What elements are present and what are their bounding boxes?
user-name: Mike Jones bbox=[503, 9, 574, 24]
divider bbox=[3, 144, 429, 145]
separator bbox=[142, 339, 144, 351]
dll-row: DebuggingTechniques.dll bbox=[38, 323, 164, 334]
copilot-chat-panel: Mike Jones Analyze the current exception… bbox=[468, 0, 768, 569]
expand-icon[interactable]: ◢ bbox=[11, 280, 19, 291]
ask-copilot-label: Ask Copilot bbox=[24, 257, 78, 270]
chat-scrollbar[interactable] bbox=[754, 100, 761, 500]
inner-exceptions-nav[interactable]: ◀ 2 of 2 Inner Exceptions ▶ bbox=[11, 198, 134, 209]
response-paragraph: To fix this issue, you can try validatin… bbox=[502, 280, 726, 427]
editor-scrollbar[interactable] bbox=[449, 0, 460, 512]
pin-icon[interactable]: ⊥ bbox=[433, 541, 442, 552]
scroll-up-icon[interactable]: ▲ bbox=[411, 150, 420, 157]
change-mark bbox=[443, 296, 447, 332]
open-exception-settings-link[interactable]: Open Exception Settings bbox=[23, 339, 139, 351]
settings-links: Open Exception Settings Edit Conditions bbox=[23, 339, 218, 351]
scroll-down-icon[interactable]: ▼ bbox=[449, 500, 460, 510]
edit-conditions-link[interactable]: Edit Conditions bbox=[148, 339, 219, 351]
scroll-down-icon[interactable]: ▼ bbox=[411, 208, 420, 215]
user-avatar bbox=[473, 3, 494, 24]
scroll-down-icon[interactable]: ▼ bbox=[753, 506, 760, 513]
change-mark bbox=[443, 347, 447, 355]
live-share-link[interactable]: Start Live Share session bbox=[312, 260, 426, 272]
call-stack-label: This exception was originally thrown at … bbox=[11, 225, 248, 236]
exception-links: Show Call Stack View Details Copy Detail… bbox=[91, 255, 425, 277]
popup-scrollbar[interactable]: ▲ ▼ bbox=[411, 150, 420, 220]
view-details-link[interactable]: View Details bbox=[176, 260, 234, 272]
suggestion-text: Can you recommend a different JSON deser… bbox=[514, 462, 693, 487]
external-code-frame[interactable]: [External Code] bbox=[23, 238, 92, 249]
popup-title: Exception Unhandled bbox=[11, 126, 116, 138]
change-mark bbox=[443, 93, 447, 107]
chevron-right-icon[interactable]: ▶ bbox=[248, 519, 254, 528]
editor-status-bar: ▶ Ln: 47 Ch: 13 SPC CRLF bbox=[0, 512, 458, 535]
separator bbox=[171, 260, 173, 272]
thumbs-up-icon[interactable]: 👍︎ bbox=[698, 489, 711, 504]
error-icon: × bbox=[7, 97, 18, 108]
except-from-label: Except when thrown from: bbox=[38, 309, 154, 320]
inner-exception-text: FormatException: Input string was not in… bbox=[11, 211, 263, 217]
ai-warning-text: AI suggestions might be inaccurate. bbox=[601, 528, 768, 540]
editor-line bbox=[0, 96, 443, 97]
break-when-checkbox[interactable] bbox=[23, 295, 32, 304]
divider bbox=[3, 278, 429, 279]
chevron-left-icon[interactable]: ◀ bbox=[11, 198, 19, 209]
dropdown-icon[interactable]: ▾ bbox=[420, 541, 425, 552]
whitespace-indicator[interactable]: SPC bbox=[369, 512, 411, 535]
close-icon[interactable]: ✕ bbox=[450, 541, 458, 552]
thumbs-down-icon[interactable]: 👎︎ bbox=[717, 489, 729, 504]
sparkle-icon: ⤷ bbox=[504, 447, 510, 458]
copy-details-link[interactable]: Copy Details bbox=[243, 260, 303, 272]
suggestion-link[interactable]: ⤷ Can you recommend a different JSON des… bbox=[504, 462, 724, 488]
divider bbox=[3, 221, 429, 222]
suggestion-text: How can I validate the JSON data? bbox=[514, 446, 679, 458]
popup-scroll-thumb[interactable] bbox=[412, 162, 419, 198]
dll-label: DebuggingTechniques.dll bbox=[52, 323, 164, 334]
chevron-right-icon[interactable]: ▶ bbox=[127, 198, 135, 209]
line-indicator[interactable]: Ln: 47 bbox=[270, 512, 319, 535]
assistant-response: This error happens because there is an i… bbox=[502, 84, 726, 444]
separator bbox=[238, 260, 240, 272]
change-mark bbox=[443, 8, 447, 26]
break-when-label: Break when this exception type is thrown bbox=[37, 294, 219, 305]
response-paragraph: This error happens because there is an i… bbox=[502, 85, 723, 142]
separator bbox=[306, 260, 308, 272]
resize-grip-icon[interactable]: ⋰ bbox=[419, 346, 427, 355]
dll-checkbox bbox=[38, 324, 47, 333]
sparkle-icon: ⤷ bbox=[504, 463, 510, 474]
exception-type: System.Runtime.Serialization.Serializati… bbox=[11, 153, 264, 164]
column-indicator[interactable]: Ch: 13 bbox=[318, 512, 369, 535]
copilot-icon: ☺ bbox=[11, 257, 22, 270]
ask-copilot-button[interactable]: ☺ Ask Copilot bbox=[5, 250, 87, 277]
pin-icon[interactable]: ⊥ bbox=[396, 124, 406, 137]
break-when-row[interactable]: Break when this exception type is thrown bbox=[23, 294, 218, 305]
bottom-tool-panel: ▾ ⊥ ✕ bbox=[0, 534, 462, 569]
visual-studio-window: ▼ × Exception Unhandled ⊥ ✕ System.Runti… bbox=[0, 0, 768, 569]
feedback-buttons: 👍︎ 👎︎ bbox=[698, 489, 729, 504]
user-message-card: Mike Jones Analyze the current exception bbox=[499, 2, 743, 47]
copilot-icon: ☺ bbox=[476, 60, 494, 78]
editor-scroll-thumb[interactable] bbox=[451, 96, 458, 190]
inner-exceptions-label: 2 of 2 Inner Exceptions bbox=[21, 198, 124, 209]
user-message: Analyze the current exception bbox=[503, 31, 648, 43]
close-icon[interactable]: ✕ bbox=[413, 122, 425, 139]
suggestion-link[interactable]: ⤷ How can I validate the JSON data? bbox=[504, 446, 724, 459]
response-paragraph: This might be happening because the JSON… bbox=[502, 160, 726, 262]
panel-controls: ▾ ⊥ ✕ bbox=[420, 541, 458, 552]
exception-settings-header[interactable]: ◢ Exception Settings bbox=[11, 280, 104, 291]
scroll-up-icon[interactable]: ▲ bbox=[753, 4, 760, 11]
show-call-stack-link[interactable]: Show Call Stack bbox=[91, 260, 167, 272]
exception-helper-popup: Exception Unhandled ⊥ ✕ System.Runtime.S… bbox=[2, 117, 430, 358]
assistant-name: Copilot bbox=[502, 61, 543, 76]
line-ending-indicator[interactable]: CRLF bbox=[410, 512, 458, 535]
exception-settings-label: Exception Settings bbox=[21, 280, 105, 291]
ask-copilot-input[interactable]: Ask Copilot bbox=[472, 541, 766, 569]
#####
Output, as a numbered list, the lines from the first line of the records through the line containing "editor-scrollbar[interactable] bbox=[449, 0, 460, 512]", both included, with blank lines omitted.

* [SOLUTION TO THE PROBLEM]:
1. What elements are present and what are their bounding boxes?
2. user-name: Mike Jones bbox=[503, 9, 574, 24]
3. divider bbox=[3, 144, 429, 145]
4. separator bbox=[142, 339, 144, 351]
5. dll-row: DebuggingTechniques.dll bbox=[38, 323, 164, 334]
6. copilot-chat-panel: Mike Jones Analyze the current exception… bbox=[468, 0, 768, 569]
7. expand-icon[interactable]: ◢ bbox=[11, 280, 19, 291]
8. ask-copilot-label: Ask Copilot bbox=[24, 257, 78, 270]
9. chat-scrollbar[interactable] bbox=[754, 100, 761, 500]
10. inner-exceptions-nav[interactable]: ◀ 2 of 2 Inner Exceptions ▶ bbox=[11, 198, 134, 209]
11. response-paragraph: To fix this issue, you can try validatin… bbox=[502, 280, 726, 427]
12. editor-scrollbar[interactable] bbox=[449, 0, 460, 512]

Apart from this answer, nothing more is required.